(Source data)

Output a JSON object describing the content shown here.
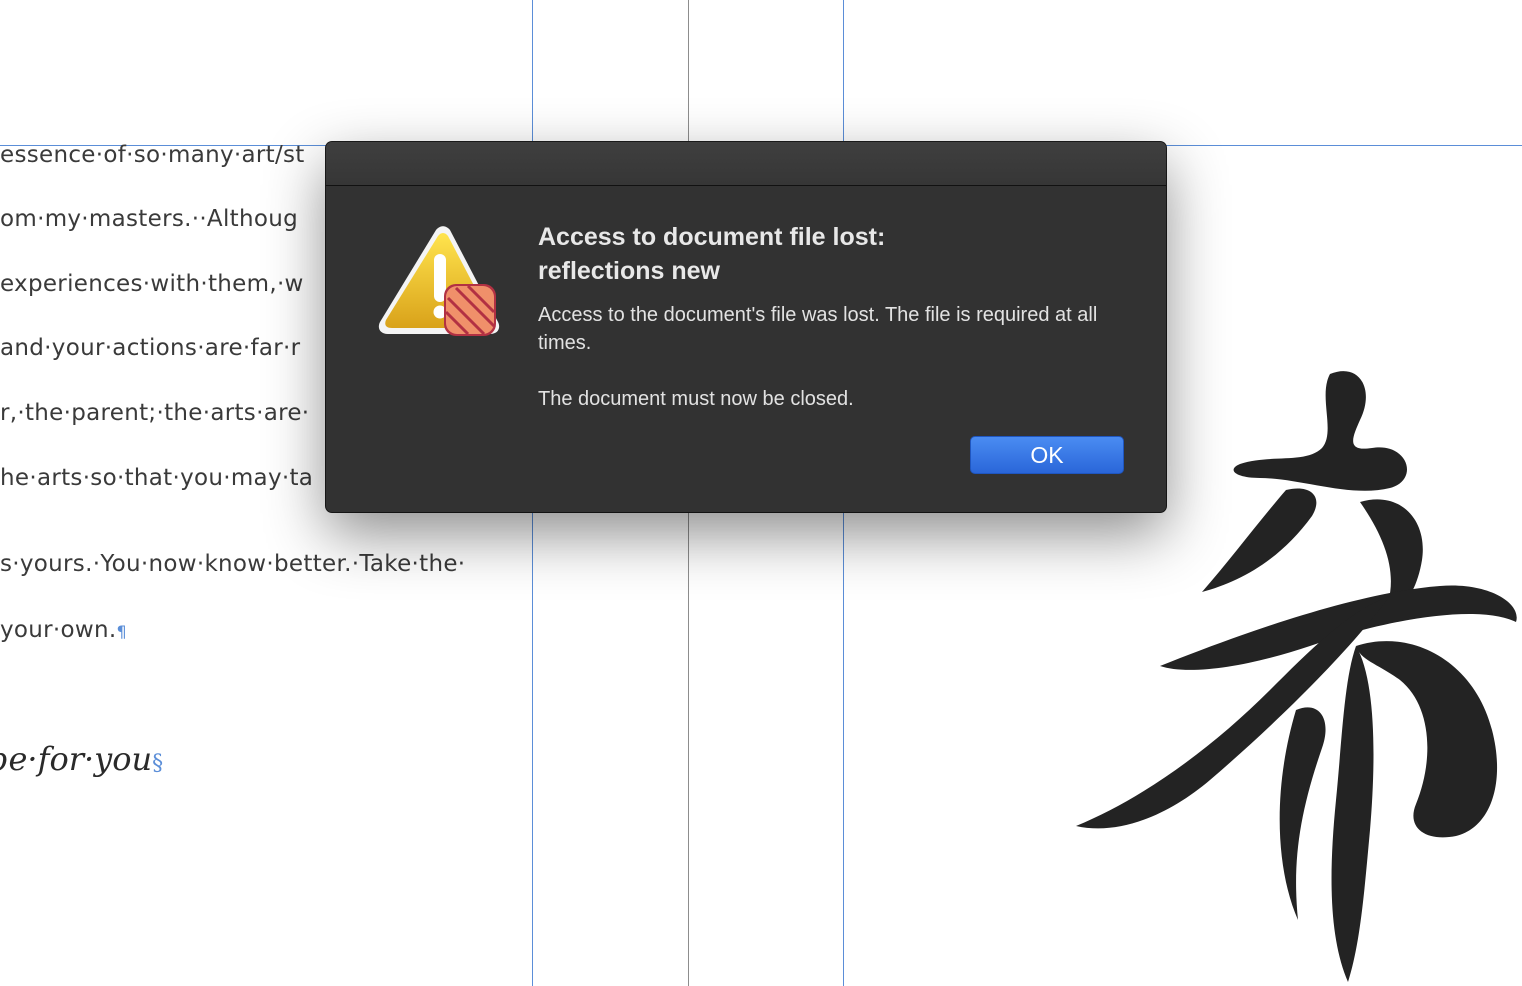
{
  "document": {
    "lines": [
      "essence·of·so·many·art/st",
      "om·my·masters.··Althoug",
      "experiences·with·them,·w",
      "and·your·actions·are·far·r",
      "r,·the·parent;·the·arts·are·",
      "he·arts·so·that·you·may·ta",
      "s·yours.·You·now·know·better.·Take·the·",
      "your·own."
    ],
    "pilcrow": "¶",
    "italic_line": "be·for·you",
    "section_mark": "§"
  },
  "dialog": {
    "title_line1": "Access to document file lost:",
    "title_line2": "reflections new",
    "message": "Access to the document's file was lost. The file is required at all times.",
    "message2": "The document must now be closed.",
    "ok_label": "OK",
    "icon": "warning-icon"
  },
  "colors": {
    "dialog_bg": "#323232",
    "button_blue": "#2a66d9",
    "guide_blue": "#5b8ed8"
  }
}
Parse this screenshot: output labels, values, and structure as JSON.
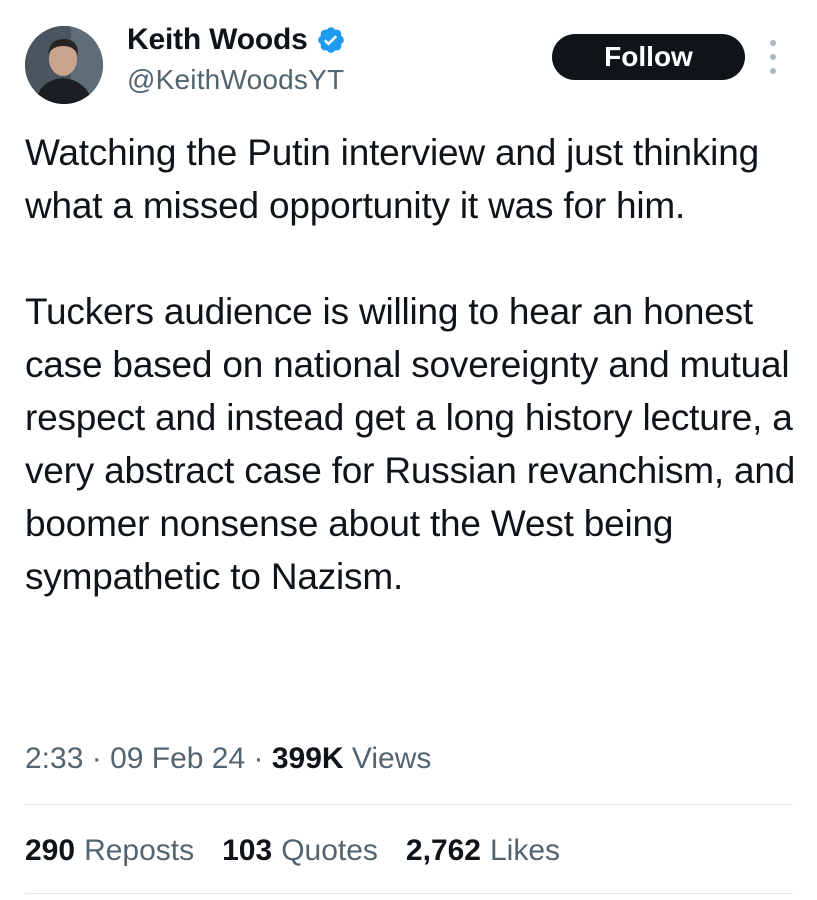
{
  "author": {
    "display_name": "Keith Woods",
    "handle": "@KeithWoodsYT",
    "verified_icon": "verified-badge-icon",
    "verified_color": "#1d9bf0"
  },
  "actions": {
    "follow_label": "Follow",
    "more_icon": "more-vertical-icon"
  },
  "tweet": {
    "paragraphs": [
      "Watching the Putin interview and just thinking what a missed opportunity it was for him.",
      "Tuckers audience is willing to hear an honest case based on national sovereignty and mutual respect and instead get a long history lecture, a very abstract case for Russian revanchism, and boomer nonsense about the West being sympathetic to Nazism."
    ]
  },
  "meta": {
    "time": "2:33",
    "separator": "·",
    "date": "09 Feb 24",
    "views_count": "399K",
    "views_label": "Views"
  },
  "stats": {
    "reposts_count": "290",
    "reposts_label": "Reposts",
    "quotes_count": "103",
    "quotes_label": "Quotes",
    "likes_count": "2,762",
    "likes_label": "Likes"
  },
  "colors": {
    "text_primary": "#0f1419",
    "text_secondary": "#536471",
    "follow_bg": "#0f1419",
    "divider": "#e4e8eb"
  }
}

- STATED TASK: Copy the data word for word. Pictures do not go in the copy.

- TASK SOLUTION:
Output a JSON object describing the content shown here.
{
  "document": {
    "lines": [
      "essence·of·so·many·art/st",
      "om·my·masters.··Althoug",
      "experiences·with·them,·w",
      "and·your·actions·are·far·r",
      "r,·the·parent;·the·arts·are·",
      "he·arts·so·that·you·may·ta",
      "s·yours.·You·now·know·better.·Take·the·",
      "your·own."
    ],
    "pilcrow": "¶",
    "italic_line": "be·for·you",
    "section_mark": "§"
  },
  "dialog": {
    "title_line1": "Access to document file lost:",
    "title_line2": "reflections new",
    "message": "Access to the document's file was lost. The file is required at all times.",
    "message2": "The document must now be closed.",
    "ok_label": "OK",
    "icon": "warning-icon"
  },
  "colors": {
    "dialog_bg": "#323232",
    "button_blue": "#2a66d9",
    "guide_blue": "#5b8ed8"
  }
}
Parse this screenshot: output labels, values, and structure as JSON.
{
  "author": {
    "display_name": "Keith Woods",
    "handle": "@KeithWoodsYT",
    "verified_icon": "verified-badge-icon",
    "verified_color": "#1d9bf0"
  },
  "actions": {
    "follow_label": "Follow",
    "more_icon": "more-vertical-icon"
  },
  "tweet": {
    "paragraphs": [
      "Watching the Putin interview and just thinking what a missed opportunity it was for him.",
      "Tuckers audience is willing to hear an honest case based on national sovereignty and mutual respect and instead get a long history lecture, a very abstract case for Russian revanchism, and boomer nonsense about the West being sympathetic to Nazism."
    ]
  },
  "meta": {
    "time": "2:33",
    "separator": "·",
    "date": "09 Feb 24",
    "views_count": "399K",
    "views_label": "Views"
  },
  "stats": {
    "reposts_count": "290",
    "reposts_label": "Reposts",
    "quotes_count": "103",
    "quotes_label": "Quotes",
    "likes_count": "2,762",
    "likes_label": "Likes"
  },
  "colors": {
    "text_primary": "#0f1419",
    "text_secondary": "#536471",
    "follow_bg": "#0f1419",
    "divider": "#e4e8eb"
  }
}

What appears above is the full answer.